Exercise task 1: Can you echo everything in the article about the Frost poem on Derry's rail trail from "Local artisans spent" down to "designs and images.", word for word?

Article:

⟨

DERRY — A famed poet with strong connections to a simple, rustic farm will have his words honored permanently on pavement.

The Robert Frost poem "The Road Not Taken" is now a fixture on portions of Derry's rail trail system, paying tribute to the poet that once called the town home.

Thanks to the talents of local artists, some scenic, rustic boulders and spaces along Derry's rail trail have transformed into colorful animals and other designs for the public to enjoy while distancing safely on the trails and paths.

The Frost lyrics were added most recently to the trail system.

Local artisans spent time earlier this summer painting the words on the paved trail.

The artistic flair is part of a partnership between the Derry Rail Trial Alliance and Derry Public Arts, an effort that joined together to help spread the arts throughout the community.

The public arts group got its start last year as an ad hoc gathering to gauge interest in public arts projects. The group joined with the Greater Derry Arts Council to help spread artistic support in various ways including downtown projects and programs.

One project that got off the ground last year was an effort to place donated pianos around the downtown, offering people a chance to stop and play a few tunes amid their travels on Broadway.

A downtown mural also took shape and local artists have also graced storefront windows with colorful designs and images.

In the most recent partnership with the rail trail group, some of the concrete barriers along the trail were transformed into florals and animals, with painting done with social distancing in mind.

Adding the Frost poem was another benefit to highlight the trail system, its rich history in the area and the works of the famed poet with ties to a local farm.

The Robert Frost Farm in Derry was home to Lawrence High sweethearts Frost and his wife Elinor, as well as their children from 1900 to 1911. When the poet walked the perimeter of his Derry farm along a stony wall or headed up the road to teach English at Pinkerton Academy, he was thought to be very inspired to put down on paper what he witnessed along the way or at home.

It is believed to be a spot where the poet found much inspiration for some of his most notable works including "The Mending Wall," "The Pasture," and "Home Burial."

"The Road Not Taken" was published in 1916 after Frost left Derry.

⟩

Records shown:
⟨

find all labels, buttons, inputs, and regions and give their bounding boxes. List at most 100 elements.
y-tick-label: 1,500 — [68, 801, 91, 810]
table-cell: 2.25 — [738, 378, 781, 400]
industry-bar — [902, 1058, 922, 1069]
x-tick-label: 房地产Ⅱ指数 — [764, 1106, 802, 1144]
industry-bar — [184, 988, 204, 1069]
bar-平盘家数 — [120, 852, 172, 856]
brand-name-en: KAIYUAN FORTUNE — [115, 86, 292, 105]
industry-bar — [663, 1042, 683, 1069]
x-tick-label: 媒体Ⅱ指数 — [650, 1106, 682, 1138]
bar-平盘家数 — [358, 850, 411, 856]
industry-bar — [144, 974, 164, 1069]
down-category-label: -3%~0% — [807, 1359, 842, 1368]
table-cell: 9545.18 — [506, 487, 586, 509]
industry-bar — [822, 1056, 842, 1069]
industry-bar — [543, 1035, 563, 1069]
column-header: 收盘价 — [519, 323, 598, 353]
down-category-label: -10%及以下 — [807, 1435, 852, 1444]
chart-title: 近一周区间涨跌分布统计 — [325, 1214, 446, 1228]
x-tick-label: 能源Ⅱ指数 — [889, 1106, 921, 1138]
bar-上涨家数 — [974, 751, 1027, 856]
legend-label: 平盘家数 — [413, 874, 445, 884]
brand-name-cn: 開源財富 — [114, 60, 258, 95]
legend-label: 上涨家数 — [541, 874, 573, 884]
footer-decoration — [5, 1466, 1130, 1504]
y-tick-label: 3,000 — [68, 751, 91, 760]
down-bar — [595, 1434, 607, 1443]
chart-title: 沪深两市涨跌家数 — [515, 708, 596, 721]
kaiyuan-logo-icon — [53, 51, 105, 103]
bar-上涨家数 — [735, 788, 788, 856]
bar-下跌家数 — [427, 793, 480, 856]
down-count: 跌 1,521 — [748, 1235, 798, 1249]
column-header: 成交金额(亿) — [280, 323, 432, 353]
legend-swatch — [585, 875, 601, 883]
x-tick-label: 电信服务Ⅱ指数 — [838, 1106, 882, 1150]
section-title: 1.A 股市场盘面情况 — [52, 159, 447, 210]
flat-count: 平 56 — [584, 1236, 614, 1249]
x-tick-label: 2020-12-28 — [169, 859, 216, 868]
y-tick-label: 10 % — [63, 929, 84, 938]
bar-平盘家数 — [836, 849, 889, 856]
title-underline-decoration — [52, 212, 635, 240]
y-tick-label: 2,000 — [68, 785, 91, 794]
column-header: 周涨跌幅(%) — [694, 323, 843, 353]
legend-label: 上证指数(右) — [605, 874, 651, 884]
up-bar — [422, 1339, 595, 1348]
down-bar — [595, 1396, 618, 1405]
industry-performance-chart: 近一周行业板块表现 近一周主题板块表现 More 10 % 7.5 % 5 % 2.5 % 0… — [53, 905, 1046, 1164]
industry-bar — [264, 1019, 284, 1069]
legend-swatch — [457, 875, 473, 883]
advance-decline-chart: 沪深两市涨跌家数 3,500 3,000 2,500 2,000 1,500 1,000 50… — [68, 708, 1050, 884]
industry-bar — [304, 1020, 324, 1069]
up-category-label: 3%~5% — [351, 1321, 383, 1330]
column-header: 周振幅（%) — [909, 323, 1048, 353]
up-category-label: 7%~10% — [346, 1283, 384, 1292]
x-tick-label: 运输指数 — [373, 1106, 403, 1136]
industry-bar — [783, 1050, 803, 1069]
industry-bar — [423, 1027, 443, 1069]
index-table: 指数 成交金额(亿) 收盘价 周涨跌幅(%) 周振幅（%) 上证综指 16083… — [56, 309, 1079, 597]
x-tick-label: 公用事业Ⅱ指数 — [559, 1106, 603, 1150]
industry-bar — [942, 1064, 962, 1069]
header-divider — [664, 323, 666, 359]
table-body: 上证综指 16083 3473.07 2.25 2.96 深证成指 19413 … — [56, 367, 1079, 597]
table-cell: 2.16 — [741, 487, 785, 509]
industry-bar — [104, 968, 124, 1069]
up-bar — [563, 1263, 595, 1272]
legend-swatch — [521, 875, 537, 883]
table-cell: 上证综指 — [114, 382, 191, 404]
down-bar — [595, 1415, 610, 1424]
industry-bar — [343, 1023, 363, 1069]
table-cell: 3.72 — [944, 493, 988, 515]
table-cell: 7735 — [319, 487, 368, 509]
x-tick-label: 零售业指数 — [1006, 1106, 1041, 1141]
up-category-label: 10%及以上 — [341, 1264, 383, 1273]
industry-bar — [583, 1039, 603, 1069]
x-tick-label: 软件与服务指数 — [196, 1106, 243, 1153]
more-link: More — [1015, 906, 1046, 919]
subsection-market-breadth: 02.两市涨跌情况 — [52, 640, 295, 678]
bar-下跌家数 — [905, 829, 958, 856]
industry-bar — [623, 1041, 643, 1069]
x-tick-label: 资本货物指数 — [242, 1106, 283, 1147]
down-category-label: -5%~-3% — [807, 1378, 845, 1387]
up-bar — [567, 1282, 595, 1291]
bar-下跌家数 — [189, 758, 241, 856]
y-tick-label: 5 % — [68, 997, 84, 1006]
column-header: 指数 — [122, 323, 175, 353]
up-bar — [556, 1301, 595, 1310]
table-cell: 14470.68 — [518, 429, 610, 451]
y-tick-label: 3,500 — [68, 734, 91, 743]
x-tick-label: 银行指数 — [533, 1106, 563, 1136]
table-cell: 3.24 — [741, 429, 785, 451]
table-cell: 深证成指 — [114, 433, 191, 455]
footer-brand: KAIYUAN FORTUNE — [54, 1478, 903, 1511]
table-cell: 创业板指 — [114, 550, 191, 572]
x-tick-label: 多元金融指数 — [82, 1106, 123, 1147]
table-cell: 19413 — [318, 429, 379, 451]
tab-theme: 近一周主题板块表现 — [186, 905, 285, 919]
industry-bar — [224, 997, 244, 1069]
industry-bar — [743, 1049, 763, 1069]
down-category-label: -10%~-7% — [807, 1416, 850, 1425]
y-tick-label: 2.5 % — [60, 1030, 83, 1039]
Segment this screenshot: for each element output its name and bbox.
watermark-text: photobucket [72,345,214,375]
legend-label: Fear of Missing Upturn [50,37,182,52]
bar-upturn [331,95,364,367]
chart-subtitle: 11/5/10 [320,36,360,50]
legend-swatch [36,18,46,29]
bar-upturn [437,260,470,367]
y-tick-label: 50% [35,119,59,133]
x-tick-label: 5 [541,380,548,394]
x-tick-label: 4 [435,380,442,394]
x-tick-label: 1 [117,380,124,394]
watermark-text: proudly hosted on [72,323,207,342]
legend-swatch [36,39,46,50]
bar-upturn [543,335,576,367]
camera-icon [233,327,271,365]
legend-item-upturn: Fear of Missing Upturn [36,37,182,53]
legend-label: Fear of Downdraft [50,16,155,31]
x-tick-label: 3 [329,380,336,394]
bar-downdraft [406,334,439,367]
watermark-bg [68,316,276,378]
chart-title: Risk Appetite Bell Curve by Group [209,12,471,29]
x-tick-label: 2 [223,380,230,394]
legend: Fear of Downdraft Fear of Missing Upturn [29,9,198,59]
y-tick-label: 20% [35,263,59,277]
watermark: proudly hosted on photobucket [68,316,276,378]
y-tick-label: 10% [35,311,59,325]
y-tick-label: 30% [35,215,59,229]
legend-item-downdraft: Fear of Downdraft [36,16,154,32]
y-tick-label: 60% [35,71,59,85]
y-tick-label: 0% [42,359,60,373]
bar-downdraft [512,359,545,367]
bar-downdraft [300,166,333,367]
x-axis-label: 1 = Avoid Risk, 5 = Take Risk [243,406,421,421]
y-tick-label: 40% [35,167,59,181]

⟩

Exercise task 2: Can you rewrite the records from their first line down to the line containing "industry-bar — [304, 1020, 324, 1069]", that line included, with "legend-swatch" replaced by "legend-key" and nothing else changed?

Complete response 1:
Local artisans spent time earlier this summer painting the words on the paved trail.

The artistic flair is part of a partnership between the Derry Rail Trial Alliance and Derry Public Arts, an effort that joined together to help spread the arts throughout the community.

The public arts group got its start last year as an ad hoc gathering to gauge interest in public arts projects. The group joined with the Greater Derry Arts Council to help spread artistic support in various ways including downtown projects and programs.

One project that got off the ground last year was an effort to place donated pianos around the downtown, offering people a chance to stop and play a few tunes amid their travels on Broadway.

A downtown mural also took shape and local artists have also graced storefront windows with colorful designs and images.

Complete response 2:
find all labels, buttons, inputs, and regions and give their bounding boxes. List at most 100 elements.
y-tick-label: 1,500 — [68, 801, 91, 810]
table-cell: 2.25 — [738, 378, 781, 400]
industry-bar — [902, 1058, 922, 1069]
x-tick-label: 房地产Ⅱ指数 — [764, 1106, 802, 1144]
industry-bar — [184, 988, 204, 1069]
bar-平盘家数 — [120, 852, 172, 856]
brand-name-en: KAIYUAN FORTUNE — [115, 86, 292, 105]
industry-bar — [663, 1042, 683, 1069]
x-tick-label: 媒体Ⅱ指数 — [650, 1106, 682, 1138]
bar-平盘家数 — [358, 850, 411, 856]
industry-bar — [144, 974, 164, 1069]
down-category-label: -3%~0% — [807, 1359, 842, 1368]
table-cell: 9545.18 — [506, 487, 586, 509]
industry-bar — [822, 1056, 842, 1069]
industry-bar — [543, 1035, 563, 1069]
column-header: 收盘价 — [519, 323, 598, 353]
down-category-label: -10%及以下 — [807, 1435, 852, 1444]
chart-title: 近一周区间涨跌分布统计 — [325, 1214, 446, 1228]
x-tick-label: 能源Ⅱ指数 — [889, 1106, 921, 1138]
bar-上涨家数 — [974, 751, 1027, 856]
legend-label: 平盘家数 — [413, 874, 445, 884]
brand-name-cn: 開源財富 — [114, 60, 258, 95]
legend-label: 上涨家数 — [541, 874, 573, 884]
footer-decoration — [5, 1466, 1130, 1504]
y-tick-label: 3,000 — [68, 751, 91, 760]
down-bar — [595, 1434, 607, 1443]
chart-title: 沪深两市涨跌家数 — [515, 708, 596, 721]
kaiyuan-logo-icon — [53, 51, 105, 103]
bar-上涨家数 — [735, 788, 788, 856]
bar-下跌家数 — [427, 793, 480, 856]
down-count: 跌 1,521 — [748, 1235, 798, 1249]
column-header: 成交金额(亿) — [280, 323, 432, 353]
legend-key — [585, 875, 601, 883]
x-tick-label: 电信服务Ⅱ指数 — [838, 1106, 882, 1150]
section-title: 1.A 股市场盘面情况 — [52, 159, 447, 210]
flat-count: 平 56 — [584, 1236, 614, 1249]
x-tick-label: 2020-12-28 — [169, 859, 216, 868]
y-tick-label: 10 % — [63, 929, 84, 938]
bar-平盘家数 — [836, 849, 889, 856]
title-underline-decoration — [52, 212, 635, 240]
y-tick-label: 2,000 — [68, 785, 91, 794]
column-header: 周涨跌幅(%) — [694, 323, 843, 353]
legend-label: 上证指数(右) — [605, 874, 651, 884]
up-bar — [422, 1339, 595, 1348]
down-bar — [595, 1396, 618, 1405]
industry-performance-chart: 近一周行业板块表现 近一周主题板块表现 More 10 % 7.5 % 5 % 2.5 % 0… — [53, 905, 1046, 1164]
industry-bar — [264, 1019, 284, 1069]
legend-key — [457, 875, 473, 883]
advance-decline-chart: 沪深两市涨跌家数 3,500 3,000 2,500 2,000 1,500 1,000 50… — [68, 708, 1050, 884]
industry-bar — [304, 1020, 324, 1069]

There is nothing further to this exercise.